Text section:
# Spiced Pecans



## w_r_ranch (Jan 14, 2005)

Since it was kind of a cold day, Mrs Ranch had me build her a fire first thing this morning. Then she want something to 'snack' on while she was parked in front of the fireplace, so I figured I do 'spiced pecans', since we have about 40 lbs shelled... They are yummy!!!









*Spiced Pecans*

3/4 cup of sugar

3/4 tsp. salt

2 tsp. cinnamon

1/2 tsp. ground cloves

1/2 tsp. ground allspice

1/2 tsp. ground nutmeg

1 egg white

2 1/2 TB water

2 lbs. pecans

Preheat oven to 275 degrees.

In a large bowl, combine the sugar, salt, spices, egg white & water. 
Mix well.

Add the pecans & stir by hand until thoroughly coated.

Spread evenly on a lightly greased cookie sheet (I use parchment paper) % bake at 275 degrees for 45 minutes, stirring every 15 minutes or so.

Let cool & enjoy!!!

Yields about 8 1/2 cups.

*Note: * I normally divide this recipe in 2 'batches'. I bake half of the pecans as above & while they're in the oven, I then 'kick up' the second half by adding 2 TB of honey & 1/2 tsp. of cayenne pepper to the 2nd half before baking. After this batch is cooled, I then mix the 2 'batches' together.


----------



## Haute Pursuit (Jun 26, 2006)

Those look great brother!


----------



## SwampRat (Jul 30, 2004)

Looks great! Did you shell that 40lbs?


----------



## w_r_ranch (Jan 14, 2005)

Yes & I had some pretty tired fingers for a month or so, LOL!!! When I was burning out stumps, I would take a meat tub of them out with me & sit in the Gator working on them. Other times, I sat either on the back porch or in the garage & work on them whilst I was drinking. I figured I'd put up all I could since mother nature was kind enough to give us such a good harvest last fall.

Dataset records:
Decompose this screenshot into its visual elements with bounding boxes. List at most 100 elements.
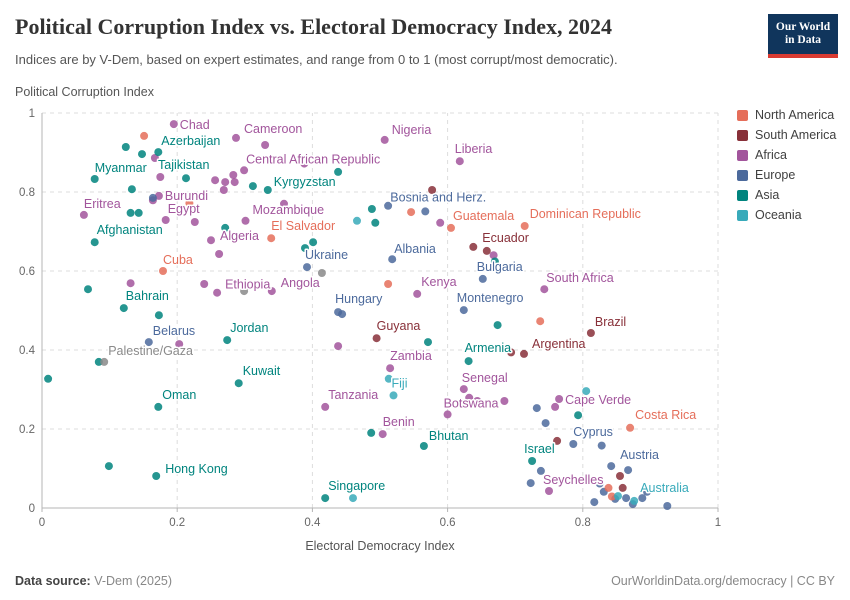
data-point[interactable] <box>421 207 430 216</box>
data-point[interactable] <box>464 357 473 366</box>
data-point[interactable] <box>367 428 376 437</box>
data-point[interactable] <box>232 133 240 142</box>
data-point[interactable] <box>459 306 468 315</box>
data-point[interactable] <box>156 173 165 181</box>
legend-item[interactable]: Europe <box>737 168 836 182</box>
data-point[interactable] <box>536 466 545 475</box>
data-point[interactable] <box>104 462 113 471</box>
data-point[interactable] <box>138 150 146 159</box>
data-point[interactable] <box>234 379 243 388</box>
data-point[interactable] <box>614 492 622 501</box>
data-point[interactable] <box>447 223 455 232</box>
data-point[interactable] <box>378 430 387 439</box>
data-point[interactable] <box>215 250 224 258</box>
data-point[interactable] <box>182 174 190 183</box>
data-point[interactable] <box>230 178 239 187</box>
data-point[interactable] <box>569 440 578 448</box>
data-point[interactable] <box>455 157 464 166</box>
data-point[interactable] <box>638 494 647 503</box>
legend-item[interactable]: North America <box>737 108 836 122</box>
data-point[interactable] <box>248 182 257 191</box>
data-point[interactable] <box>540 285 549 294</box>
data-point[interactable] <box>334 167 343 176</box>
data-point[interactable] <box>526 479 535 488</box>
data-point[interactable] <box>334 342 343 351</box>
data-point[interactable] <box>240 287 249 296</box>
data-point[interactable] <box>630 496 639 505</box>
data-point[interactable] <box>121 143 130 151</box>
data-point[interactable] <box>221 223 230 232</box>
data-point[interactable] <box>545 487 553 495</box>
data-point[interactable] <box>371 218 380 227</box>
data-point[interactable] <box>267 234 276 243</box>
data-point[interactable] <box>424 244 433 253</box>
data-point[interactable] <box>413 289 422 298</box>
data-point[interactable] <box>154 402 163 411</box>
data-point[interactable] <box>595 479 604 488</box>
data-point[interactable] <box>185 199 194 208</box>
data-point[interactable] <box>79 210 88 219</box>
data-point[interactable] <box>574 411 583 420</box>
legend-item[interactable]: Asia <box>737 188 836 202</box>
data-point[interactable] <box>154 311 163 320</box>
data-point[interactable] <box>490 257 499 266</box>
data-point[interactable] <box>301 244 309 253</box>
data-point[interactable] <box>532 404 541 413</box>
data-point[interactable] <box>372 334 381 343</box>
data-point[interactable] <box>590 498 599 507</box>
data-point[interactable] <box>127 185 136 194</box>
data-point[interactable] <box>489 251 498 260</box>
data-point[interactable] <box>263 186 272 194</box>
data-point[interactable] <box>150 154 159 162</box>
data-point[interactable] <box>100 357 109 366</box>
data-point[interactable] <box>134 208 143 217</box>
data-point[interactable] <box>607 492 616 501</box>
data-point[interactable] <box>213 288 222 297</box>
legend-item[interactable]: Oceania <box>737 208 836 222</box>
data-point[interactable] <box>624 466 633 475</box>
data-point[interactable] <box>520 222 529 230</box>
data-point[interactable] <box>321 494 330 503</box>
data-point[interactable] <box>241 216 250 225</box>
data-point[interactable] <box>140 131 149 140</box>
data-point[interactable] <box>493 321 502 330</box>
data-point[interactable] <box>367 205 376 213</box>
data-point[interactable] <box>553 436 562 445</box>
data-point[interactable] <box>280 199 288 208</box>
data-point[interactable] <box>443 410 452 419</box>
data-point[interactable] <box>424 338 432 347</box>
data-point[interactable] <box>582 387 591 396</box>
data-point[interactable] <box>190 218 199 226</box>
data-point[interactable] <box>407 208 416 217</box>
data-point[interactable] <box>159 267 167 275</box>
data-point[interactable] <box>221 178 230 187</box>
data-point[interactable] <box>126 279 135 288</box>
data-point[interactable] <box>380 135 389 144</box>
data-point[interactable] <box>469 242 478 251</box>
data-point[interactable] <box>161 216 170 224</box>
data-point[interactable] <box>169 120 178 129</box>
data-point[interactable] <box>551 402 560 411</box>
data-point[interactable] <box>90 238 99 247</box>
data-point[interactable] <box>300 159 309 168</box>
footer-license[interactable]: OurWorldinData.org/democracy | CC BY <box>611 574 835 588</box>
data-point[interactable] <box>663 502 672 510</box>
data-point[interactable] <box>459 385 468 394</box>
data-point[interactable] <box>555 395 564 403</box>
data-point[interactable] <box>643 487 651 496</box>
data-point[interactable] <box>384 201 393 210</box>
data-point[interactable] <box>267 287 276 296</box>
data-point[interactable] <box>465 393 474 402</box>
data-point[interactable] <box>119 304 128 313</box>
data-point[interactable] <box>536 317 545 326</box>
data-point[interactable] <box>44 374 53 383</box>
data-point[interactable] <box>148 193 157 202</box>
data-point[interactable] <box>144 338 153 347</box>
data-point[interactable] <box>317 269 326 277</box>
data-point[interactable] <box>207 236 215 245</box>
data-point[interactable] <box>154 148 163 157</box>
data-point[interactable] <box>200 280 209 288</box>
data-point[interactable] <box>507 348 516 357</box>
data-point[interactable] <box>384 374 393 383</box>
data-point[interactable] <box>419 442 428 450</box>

Task objective:
Reproduce word for word the part of the spiced pecans thread starting at "1/2 tsp. ground allspice" and ending at "white & water.".

Solved problem:
1/2 tsp. ground allspice

1/2 tsp. ground nutmeg

1 egg white

2 1/2 TB water

2 lbs. pecans

Preheat oven to 275 degrees.

In a large bowl, combine the sugar, salt, spices, egg white & water.